- The exercise -
Each entry should be quoted word for word, including every mark of punctuation.

Recorded data

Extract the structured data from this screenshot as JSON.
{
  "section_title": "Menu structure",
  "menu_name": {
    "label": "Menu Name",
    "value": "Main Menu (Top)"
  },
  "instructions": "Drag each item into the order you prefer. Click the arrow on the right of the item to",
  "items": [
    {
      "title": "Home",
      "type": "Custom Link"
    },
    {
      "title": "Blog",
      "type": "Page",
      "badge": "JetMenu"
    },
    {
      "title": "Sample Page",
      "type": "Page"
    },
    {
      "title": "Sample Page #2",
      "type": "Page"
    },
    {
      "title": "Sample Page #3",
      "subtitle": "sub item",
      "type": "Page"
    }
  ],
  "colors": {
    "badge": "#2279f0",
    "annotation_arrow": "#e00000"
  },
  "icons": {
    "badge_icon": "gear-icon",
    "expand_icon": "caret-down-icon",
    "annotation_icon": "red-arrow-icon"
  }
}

- Answer to this problem -
Extract the structured data from this screenshot as JSON.
{
  "section_title": "Menu structure",
  "menu_name": {
    "label": "Menu Name",
    "value": "Main Menu (Top)"
  },
  "instructions": "Drag each item into the order you prefer. Click the arrow on the right of the item to",
  "items": [
    {
      "title": "Home",
      "type": "Custom Link"
    },
    {
      "title": "Blog",
      "type": "Page",
      "badge": "JetMenu"
    },
    {
      "title": "Sample Page",
      "type": "Page"
    },
    {
      "title": "Sample Page #2",
      "type": "Page"
    },
    {
      "title": "Sample Page #3",
      "subtitle": "sub item",
      "type": "Page"
    }
  ],
  "colors": {
    "badge": "#2279f0",
    "annotation_arrow": "#e00000"
  },
  "icons": {
    "badge_icon": "gear-icon",
    "expand_icon": "caret-down-icon",
    "annotation_icon": "red-arrow-icon"
  }
}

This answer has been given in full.